## TEXTO DE LECTURA
__________
Luego de la guerra se creó un sistema internacional que se ha desarrollado hasta el presente. Los países latinoamericanos fueron fundadores de la Organización de las Naciones Unidas (ONU), donde tuvieron mucha presencia al inicio. Creció la institucionalidad internacional que cubría campos como el trabajo, la cultura, la agricultura, con la OIT, la UNESCO o la FAO. Se crearon el Fondo Monetario Internacional (FMI) y el Banco Mundial para coordinar y regular de algún modo la economía internacional y el Banco Interamericano de Desarrollo (BID) a nivel regional. Toda esa institucionalidad pesó mucho en nuestros países, no solamente porque los organismos dan créditos, sino sobre todo porque dictan políticas económicas.
__________
## CONSIGNA
Enumera todos los organismos que menciona el texto de lectura, con el nombre o la sigla que este usa para cada uno. Los datos provienen de una fuente distinta a la del texto de lectura.

## DATOS REGISTRADOS
__________
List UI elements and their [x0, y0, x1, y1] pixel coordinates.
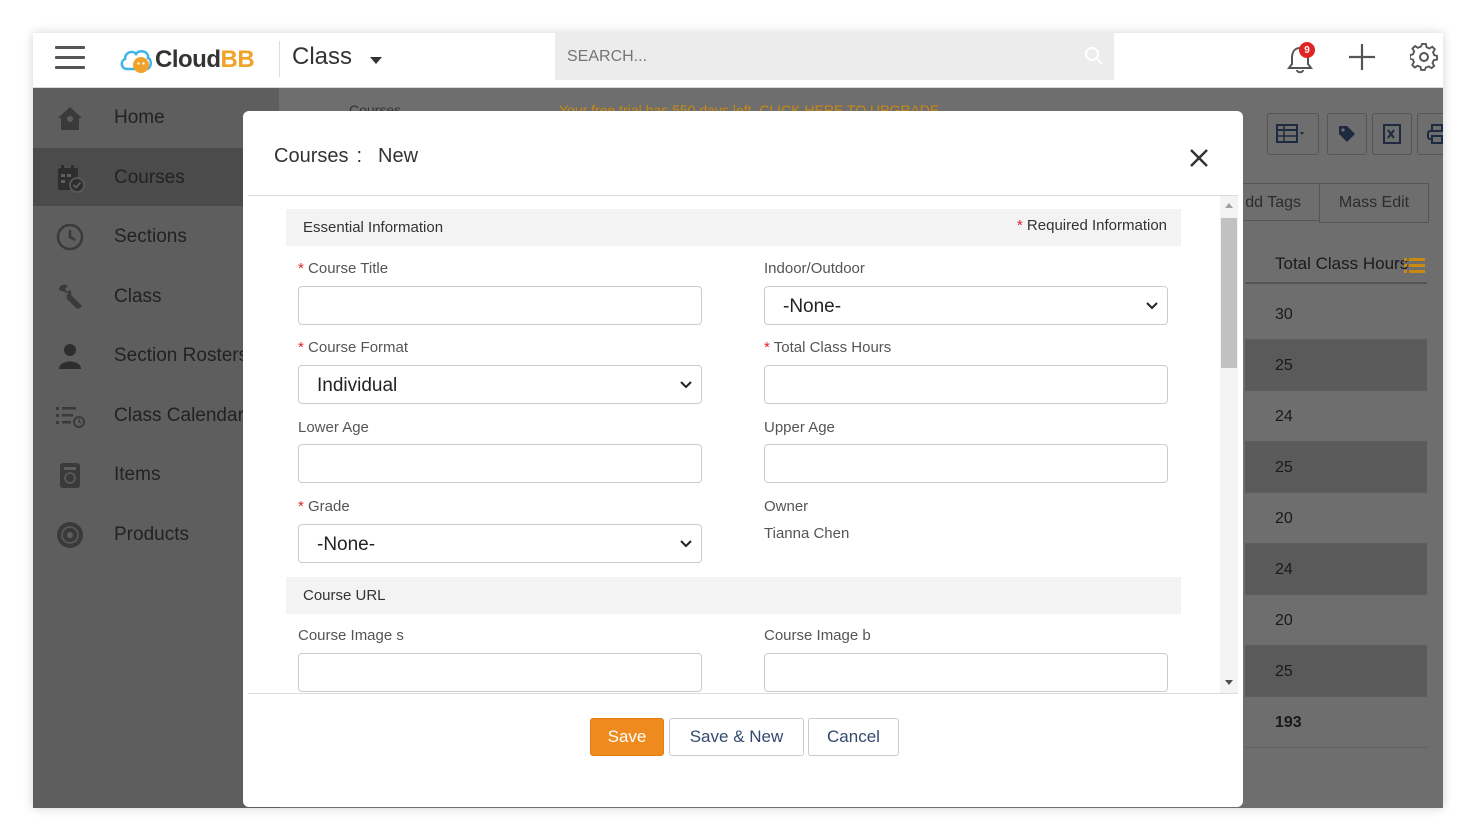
__________
## SOLUCIÓN DEL EJERCICIO
- Organización de las Naciones Unidas (ONU)
- OIT
- UNESCO
- FAO
- Fondo Monetario Internacional (FMI)
- Banco Mundial
- Banco Interamericano de Desarrollo (BID)